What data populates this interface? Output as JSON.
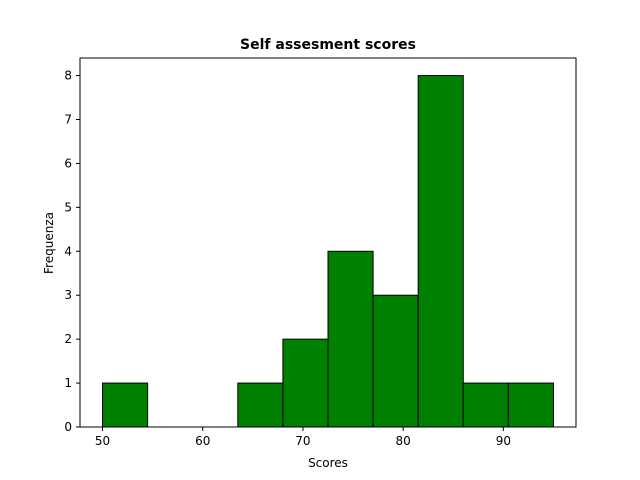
{
  "chart_data": {
    "type": "bar",
    "title": "Self assesment scores",
    "xlabel": "Scores",
    "ylabel": "Frequenza",
    "bar_color": "#008000",
    "edge_color": "#000000",
    "xlim": [
      47.75,
      97.25
    ],
    "ylim": [
      0,
      8.4
    ],
    "xticks": [
      50,
      60,
      70,
      80,
      90
    ],
    "yticks": [
      0,
      1,
      2,
      3,
      4,
      5,
      6,
      7,
      8
    ],
    "bins": [
      {
        "start": 50.0,
        "end": 54.5,
        "count": 1
      },
      {
        "start": 54.5,
        "end": 59.0,
        "count": 0
      },
      {
        "start": 59.0,
        "end": 63.5,
        "count": 0
      },
      {
        "start": 63.5,
        "end": 68.0,
        "count": 1
      },
      {
        "start": 68.0,
        "end": 72.5,
        "count": 2
      },
      {
        "start": 72.5,
        "end": 77.0,
        "count": 4
      },
      {
        "start": 77.0,
        "end": 81.5,
        "count": 3
      },
      {
        "start": 81.5,
        "end": 86.0,
        "count": 8
      },
      {
        "start": 86.0,
        "end": 90.5,
        "count": 1
      },
      {
        "start": 90.5,
        "end": 95.0,
        "count": 1
      }
    ],
    "grid": false,
    "legend": "none"
  }
}
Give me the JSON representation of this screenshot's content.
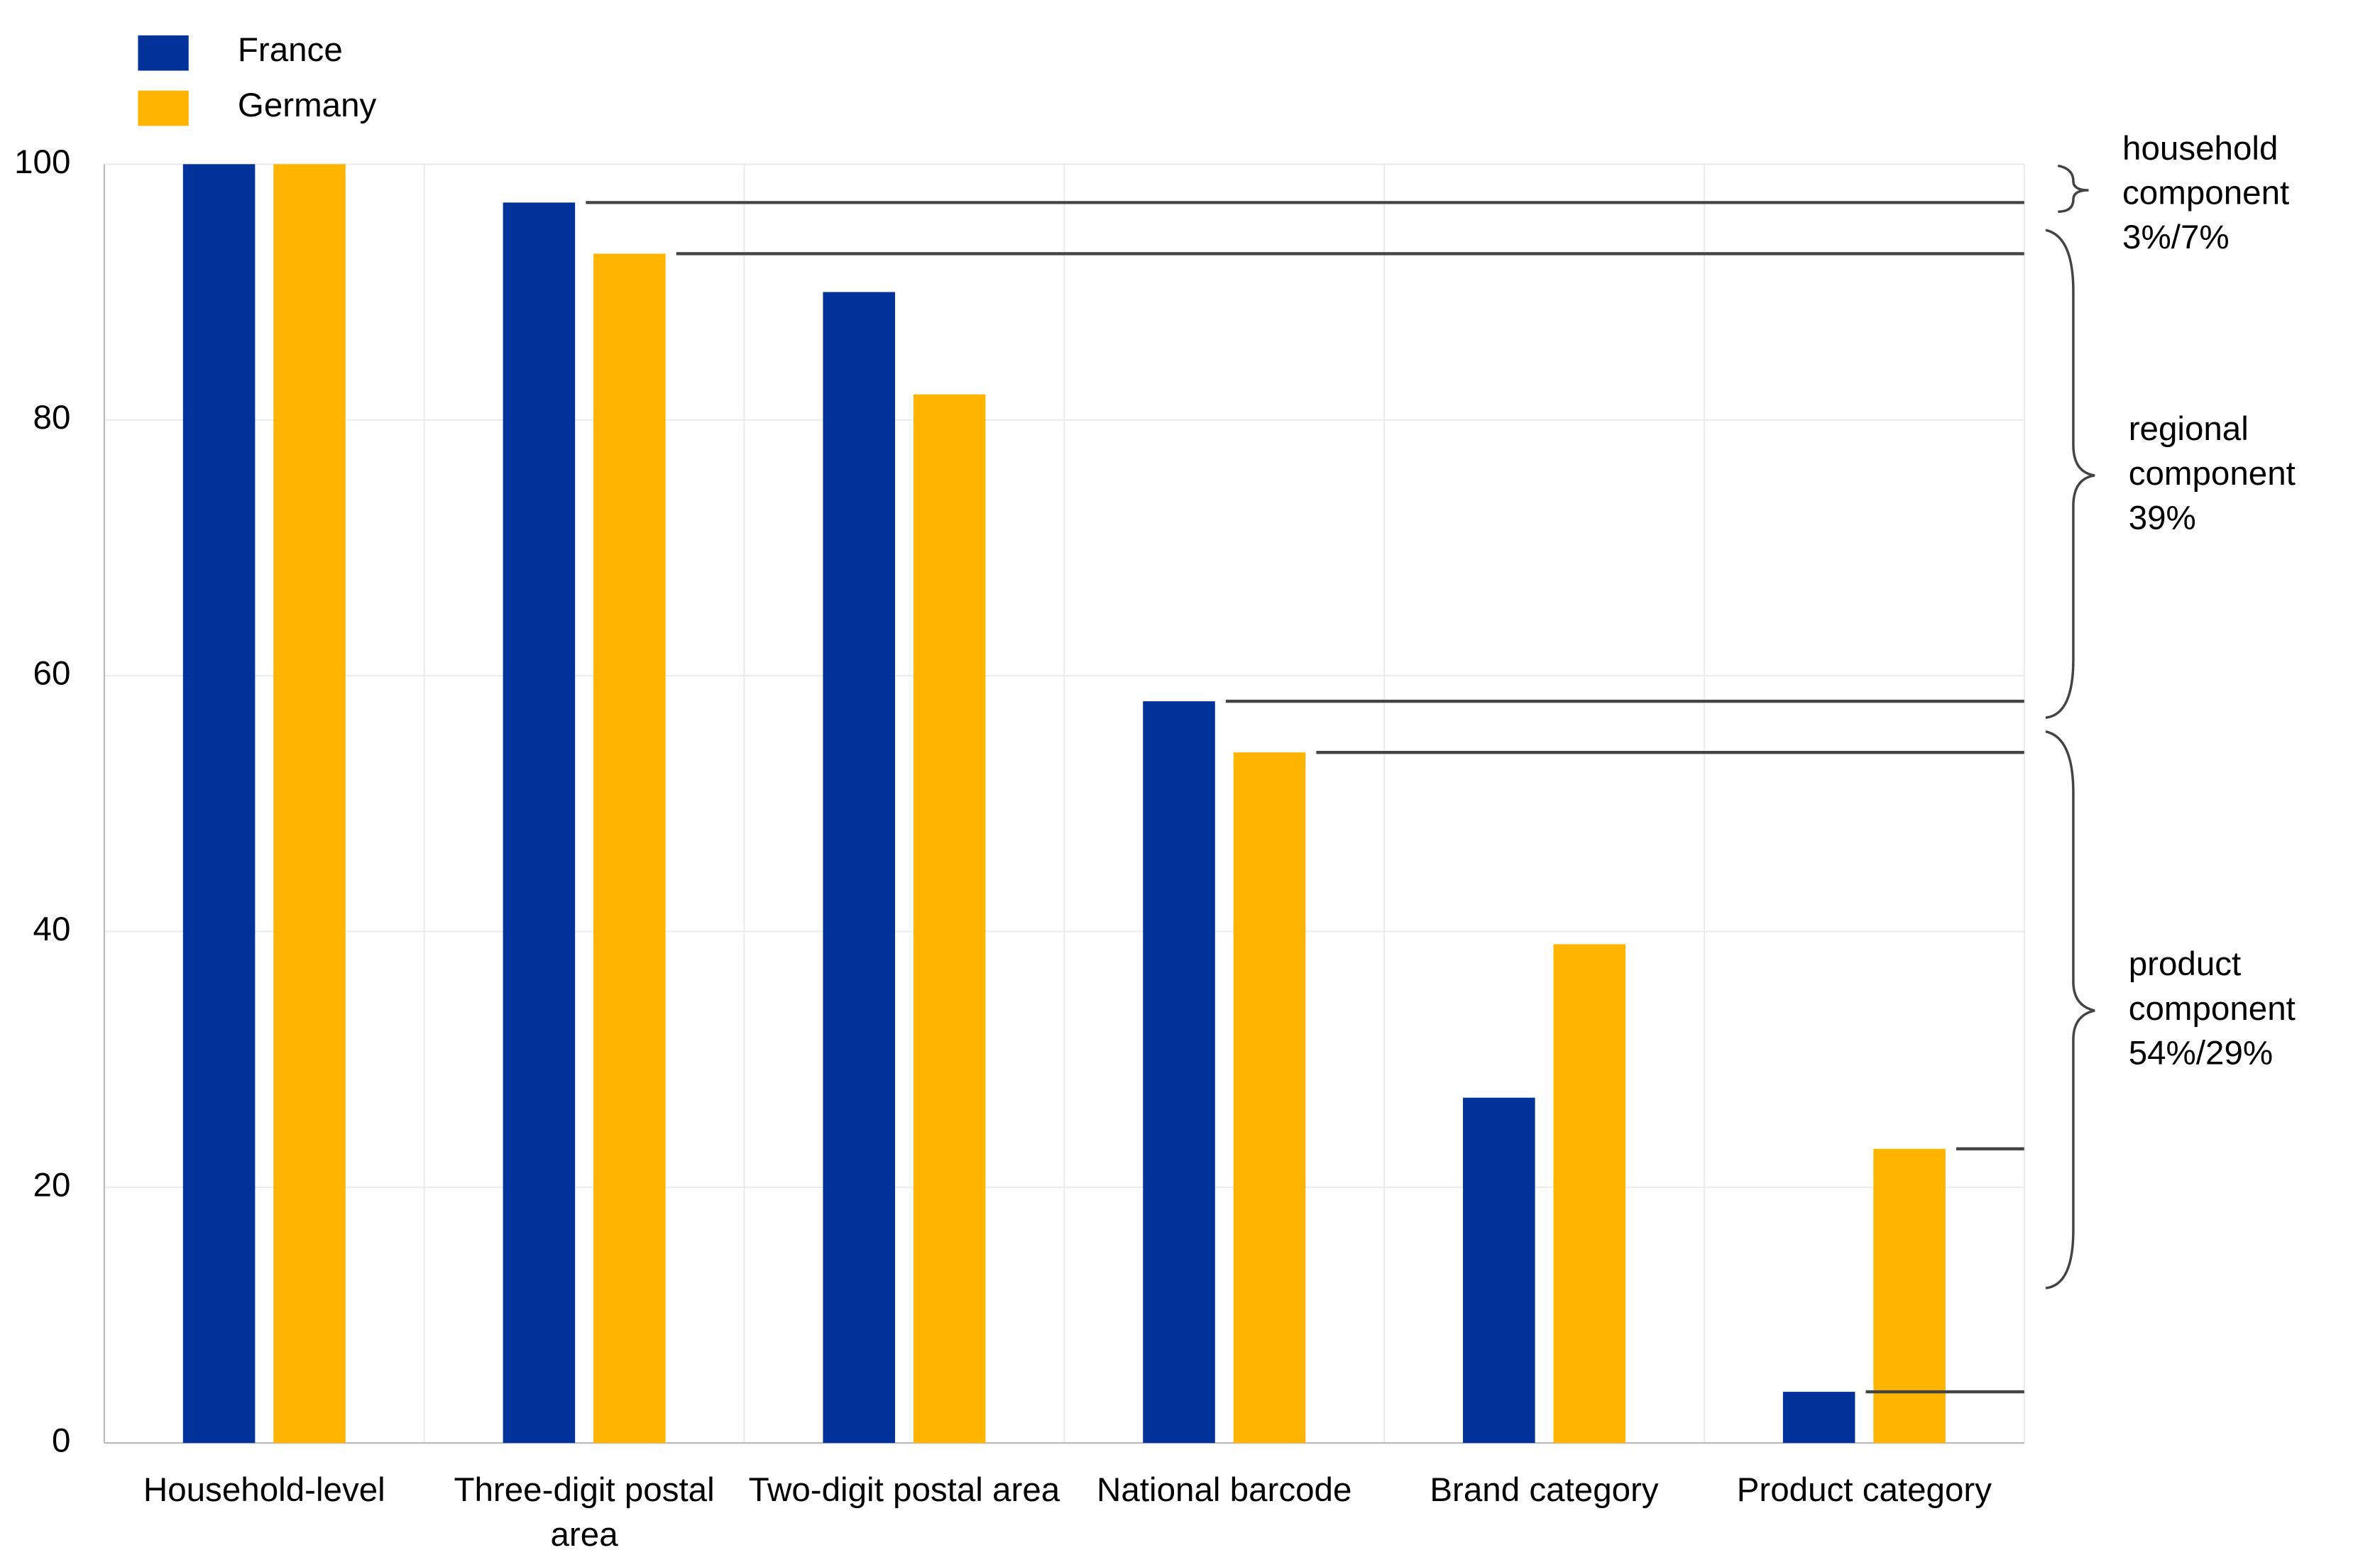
{
  "chart_data": {
    "type": "bar",
    "categories": [
      "Household-level",
      "Three-digit postal area",
      "Two-digit postal area",
      "National barcode",
      "Brand category",
      "Product category"
    ],
    "series": [
      {
        "name": "France",
        "color": "#003299",
        "values": [
          100,
          97,
          90,
          58,
          27,
          4
        ]
      },
      {
        "name": "Germany",
        "color": "#ffb400",
        "values": [
          100,
          93,
          82,
          54,
          39,
          23
        ]
      }
    ],
    "ylim": [
      0,
      100
    ],
    "yticks": [
      0,
      20,
      40,
      60,
      80,
      100
    ],
    "grid": true,
    "legend": "top-left",
    "annotations": [
      "household component 3%/7%",
      "regional component 39%",
      "product component 54%/29%"
    ]
  }
}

--

§ WHAT TO PRODUCE
Make an exact copy of the listing above. Do not include the pictures.

§ RESULT
What data populates this interface? Output as JSON.
{
  "chart_data": {
    "type": "bar",
    "title": "Self assesment scores",
    "xlabel": "Scores",
    "ylabel": "Frequenza",
    "bar_color": "#008000",
    "edge_color": "#000000",
    "xlim": [
      47.75,
      97.25
    ],
    "ylim": [
      0,
      8.4
    ],
    "xticks": [
      50,
      60,
      70,
      80,
      90
    ],
    "yticks": [
      0,
      1,
      2,
      3,
      4,
      5,
      6,
      7,
      8
    ],
    "bins": [
      {
        "start": 50.0,
        "end": 54.5,
        "count": 1
      },
      {
        "start": 54.5,
        "end": 59.0,
        "count": 0
      },
      {
        "start": 59.0,
        "end": 63.5,
        "count": 0
      },
      {
        "start": 63.5,
        "end": 68.0,
        "count": 1
      },
      {
        "start": 68.0,
        "end": 72.5,
        "count": 2
      },
      {
        "start": 72.5,
        "end": 77.0,
        "count": 4
      },
      {
        "start": 77.0,
        "end": 81.5,
        "count": 3
      },
      {
        "start": 81.5,
        "end": 86.0,
        "count": 8
      },
      {
        "start": 86.0,
        "end": 90.5,
        "count": 1
      },
      {
        "start": 90.5,
        "end": 95.0,
        "count": 1
      }
    ],
    "grid": false,
    "legend": "none"
  }
}
Give me the JSON representation of this screenshot's content.
{
  "chart_data": {
    "type": "bar",
    "categories": [
      "Household-level",
      "Three-digit postal area",
      "Two-digit postal area",
      "National barcode",
      "Brand category",
      "Product category"
    ],
    "series": [
      {
        "name": "France",
        "color": "#003299",
        "values": [
          100,
          97,
          90,
          58,
          27,
          4
        ]
      },
      {
        "name": "Germany",
        "color": "#ffb400",
        "values": [
          100,
          93,
          82,
          54,
          39,
          23
        ]
      }
    ],
    "ylim": [
      0,
      100
    ],
    "yticks": [
      0,
      20,
      40,
      60,
      80,
      100
    ],
    "grid": true,
    "legend": "top-left",
    "annotations": [
      "household component 3%/7%",
      "regional component 39%",
      "product component 54%/29%"
    ]
  }
}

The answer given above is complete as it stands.